REQUEST: In your copy, leave out the pictures; write out all the data exactly.
....................
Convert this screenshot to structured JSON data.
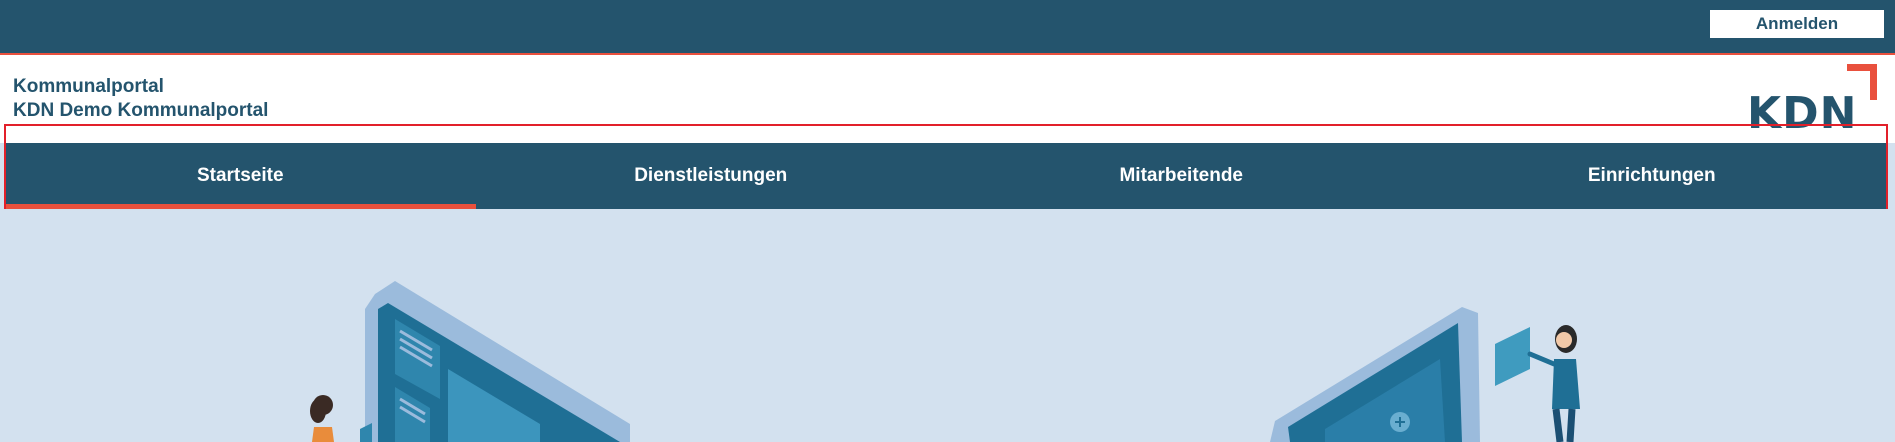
{
  "topbar": {
    "login_label": "Anmelden"
  },
  "header": {
    "portal_name": "Kommunalportal",
    "portal_subtitle": "KDN Demo Kommunalportal",
    "logo_text": "KDN"
  },
  "nav": {
    "items": [
      {
        "label": "Startseite",
        "active": true
      },
      {
        "label": "Dienstleistungen",
        "active": false
      },
      {
        "label": "Mitarbeitende",
        "active": false
      },
      {
        "label": "Einrichtungen",
        "active": false
      }
    ]
  },
  "colors": {
    "brand": "#24546d",
    "accent": "#e9503d",
    "hero_bg": "#d3e1ef",
    "highlight": "#e2202a"
  },
  "hero": {
    "illustration_left": "monitor-with-person-illustration",
    "illustration_right": "screen-with-presenter-illustration"
  }
}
....................
EXERCISE SOLUTION:
Convert this screenshot to structured JSON data.
{
  "topbar": {
    "login_label": "Anmelden"
  },
  "header": {
    "portal_name": "Kommunalportal",
    "portal_subtitle": "KDN Demo Kommunalportal",
    "logo_text": "KDN"
  },
  "nav": {
    "items": [
      {
        "label": "Startseite",
        "active": true
      },
      {
        "label": "Dienstleistungen",
        "active": false
      },
      {
        "label": "Mitarbeitende",
        "active": false
      },
      {
        "label": "Einrichtungen",
        "active": false
      }
    ]
  },
  "colors": {
    "brand": "#24546d",
    "accent": "#e9503d",
    "hero_bg": "#d3e1ef",
    "highlight": "#e2202a"
  },
  "hero": {
    "illustration_left": "monitor-with-person-illustration",
    "illustration_right": "screen-with-presenter-illustration"
  }
}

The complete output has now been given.